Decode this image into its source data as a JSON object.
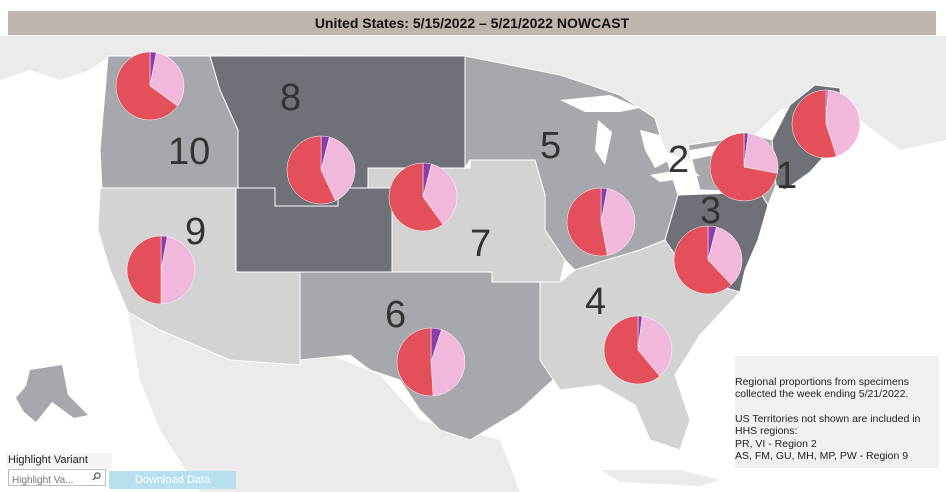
{
  "title": "United States: 5/15/2022 – 5/21/2022 NOWCAST",
  "colors": {
    "title_bar": "#bfb4ae",
    "region_light": "#d3d3d3",
    "region_mid": "#a6a8ad",
    "region_dark": "#6f7178",
    "pie_red": "#e34f5b",
    "pie_pink": "#f2b8dc",
    "pie_purple": "#8a3fa8",
    "download_button": "#b9e0ef"
  },
  "regions": [
    {
      "id": "1",
      "label": "1"
    },
    {
      "id": "2",
      "label": "2"
    },
    {
      "id": "3",
      "label": "3"
    },
    {
      "id": "4",
      "label": "4"
    },
    {
      "id": "5",
      "label": "5"
    },
    {
      "id": "6",
      "label": "6"
    },
    {
      "id": "7",
      "label": "7"
    },
    {
      "id": "8",
      "label": "8"
    },
    {
      "id": "9",
      "label": "9"
    },
    {
      "id": "10",
      "label": "10"
    }
  ],
  "pies": [
    {
      "region": "10",
      "slices": [
        0.65,
        0.32,
        0.03
      ]
    },
    {
      "region": "8",
      "slices": [
        0.57,
        0.39,
        0.04
      ]
    },
    {
      "region": "7",
      "slices": [
        0.6,
        0.36,
        0.04
      ]
    },
    {
      "region": "5",
      "slices": [
        0.53,
        0.44,
        0.03
      ]
    },
    {
      "region": "2",
      "slices": [
        0.72,
        0.26,
        0.02
      ]
    },
    {
      "region": "1",
      "slices": [
        0.55,
        0.44,
        0.01
      ]
    },
    {
      "region": "9",
      "slices": [
        0.5,
        0.47,
        0.03
      ]
    },
    {
      "region": "3",
      "slices": [
        0.62,
        0.34,
        0.04
      ]
    },
    {
      "region": "6",
      "slices": [
        0.51,
        0.44,
        0.05
      ]
    },
    {
      "region": "4",
      "slices": [
        0.61,
        0.37,
        0.02
      ]
    }
  ],
  "note": {
    "line1": "Regional proportions from specimens",
    "line2": "collected the week ending 5/21/2022.",
    "line3": "US Territories not shown are included in",
    "line4": "HHS regions:",
    "line5": "PR, VI - Region 2",
    "line6": "AS, FM, GU, MH, MP, PW - Region 9"
  },
  "highlight": {
    "label": "Highlight Variant",
    "placeholder": "Highlight Va..."
  },
  "download_label": "Download Data"
}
####################
- **Stated problem**: Write out the records above exactly as they stand, leaving out every picture.

- **Result of the task**:
Decode this image into its source data as a JSON object.
{
  "title": "United States: 5/15/2022 – 5/21/2022 NOWCAST",
  "colors": {
    "title_bar": "#bfb4ae",
    "region_light": "#d3d3d3",
    "region_mid": "#a6a8ad",
    "region_dark": "#6f7178",
    "pie_red": "#e34f5b",
    "pie_pink": "#f2b8dc",
    "pie_purple": "#8a3fa8",
    "download_button": "#b9e0ef"
  },
  "regions": [
    {
      "id": "1",
      "label": "1"
    },
    {
      "id": "2",
      "label": "2"
    },
    {
      "id": "3",
      "label": "3"
    },
    {
      "id": "4",
      "label": "4"
    },
    {
      "id": "5",
      "label": "5"
    },
    {
      "id": "6",
      "label": "6"
    },
    {
      "id": "7",
      "label": "7"
    },
    {
      "id": "8",
      "label": "8"
    },
    {
      "id": "9",
      "label": "9"
    },
    {
      "id": "10",
      "label": "10"
    }
  ],
  "pies": [
    {
      "region": "10",
      "slices": [
        0.65,
        0.32,
        0.03
      ]
    },
    {
      "region": "8",
      "slices": [
        0.57,
        0.39,
        0.04
      ]
    },
    {
      "region": "7",
      "slices": [
        0.6,
        0.36,
        0.04
      ]
    },
    {
      "region": "5",
      "slices": [
        0.53,
        0.44,
        0.03
      ]
    },
    {
      "region": "2",
      "slices": [
        0.72,
        0.26,
        0.02
      ]
    },
    {
      "region": "1",
      "slices": [
        0.55,
        0.44,
        0.01
      ]
    },
    {
      "region": "9",
      "slices": [
        0.5,
        0.47,
        0.03
      ]
    },
    {
      "region": "3",
      "slices": [
        0.62,
        0.34,
        0.04
      ]
    },
    {
      "region": "6",
      "slices": [
        0.51,
        0.44,
        0.05
      ]
    },
    {
      "region": "4",
      "slices": [
        0.61,
        0.37,
        0.02
      ]
    }
  ],
  "note": {
    "line1": "Regional proportions from specimens",
    "line2": "collected the week ending 5/21/2022.",
    "line3": "US Territories not shown are included in",
    "line4": "HHS regions:",
    "line5": "PR, VI - Region 2",
    "line6": "AS, FM, GU, MH, MP, PW - Region 9"
  },
  "highlight": {
    "label": "Highlight Variant",
    "placeholder": "Highlight Va..."
  },
  "download_label": "Download Data"
}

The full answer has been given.